-- RECORD EXCERPTS --

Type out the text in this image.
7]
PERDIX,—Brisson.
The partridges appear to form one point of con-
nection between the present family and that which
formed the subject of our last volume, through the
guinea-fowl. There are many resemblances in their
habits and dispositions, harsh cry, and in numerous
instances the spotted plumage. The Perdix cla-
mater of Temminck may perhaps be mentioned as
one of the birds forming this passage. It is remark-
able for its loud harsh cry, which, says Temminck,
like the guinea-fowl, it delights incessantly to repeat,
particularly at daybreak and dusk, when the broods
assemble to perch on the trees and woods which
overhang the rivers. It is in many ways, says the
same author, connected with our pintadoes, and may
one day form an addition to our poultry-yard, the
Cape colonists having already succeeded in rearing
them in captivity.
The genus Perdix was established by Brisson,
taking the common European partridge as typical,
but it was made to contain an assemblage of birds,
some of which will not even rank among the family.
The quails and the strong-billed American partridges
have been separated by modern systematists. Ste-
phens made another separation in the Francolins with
==
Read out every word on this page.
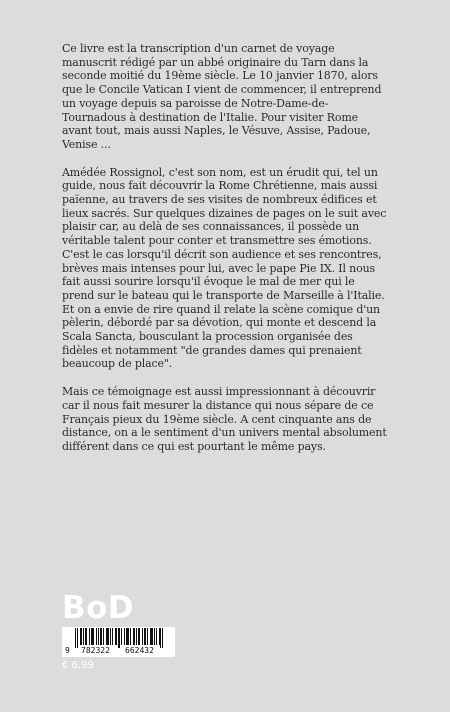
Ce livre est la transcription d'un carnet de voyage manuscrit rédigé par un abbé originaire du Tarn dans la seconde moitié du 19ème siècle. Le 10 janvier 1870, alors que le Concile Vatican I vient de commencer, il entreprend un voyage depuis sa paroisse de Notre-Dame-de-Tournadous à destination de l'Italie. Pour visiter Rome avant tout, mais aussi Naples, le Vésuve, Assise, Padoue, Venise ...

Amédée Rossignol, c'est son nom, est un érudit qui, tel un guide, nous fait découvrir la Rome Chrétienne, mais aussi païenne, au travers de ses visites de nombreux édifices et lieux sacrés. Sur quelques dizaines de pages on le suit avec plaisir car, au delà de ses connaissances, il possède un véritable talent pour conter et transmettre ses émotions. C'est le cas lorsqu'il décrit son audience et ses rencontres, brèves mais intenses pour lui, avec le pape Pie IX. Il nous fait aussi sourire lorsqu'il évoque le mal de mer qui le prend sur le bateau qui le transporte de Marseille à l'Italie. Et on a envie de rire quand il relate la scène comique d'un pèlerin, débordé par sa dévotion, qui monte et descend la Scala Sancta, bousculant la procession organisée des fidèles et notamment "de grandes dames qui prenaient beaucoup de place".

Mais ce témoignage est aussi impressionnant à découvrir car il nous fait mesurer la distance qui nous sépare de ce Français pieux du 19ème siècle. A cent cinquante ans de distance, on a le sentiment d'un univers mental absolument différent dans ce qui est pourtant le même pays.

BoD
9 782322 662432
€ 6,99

-- EXERCISE DESCRIPTION --
Pick out each line containing the string "guinea" and copy it.

-- FINISHED TASK --
guinea-fowl. There are many resemblances in their
like the guinea-fowl, it delights incessantly to repeat,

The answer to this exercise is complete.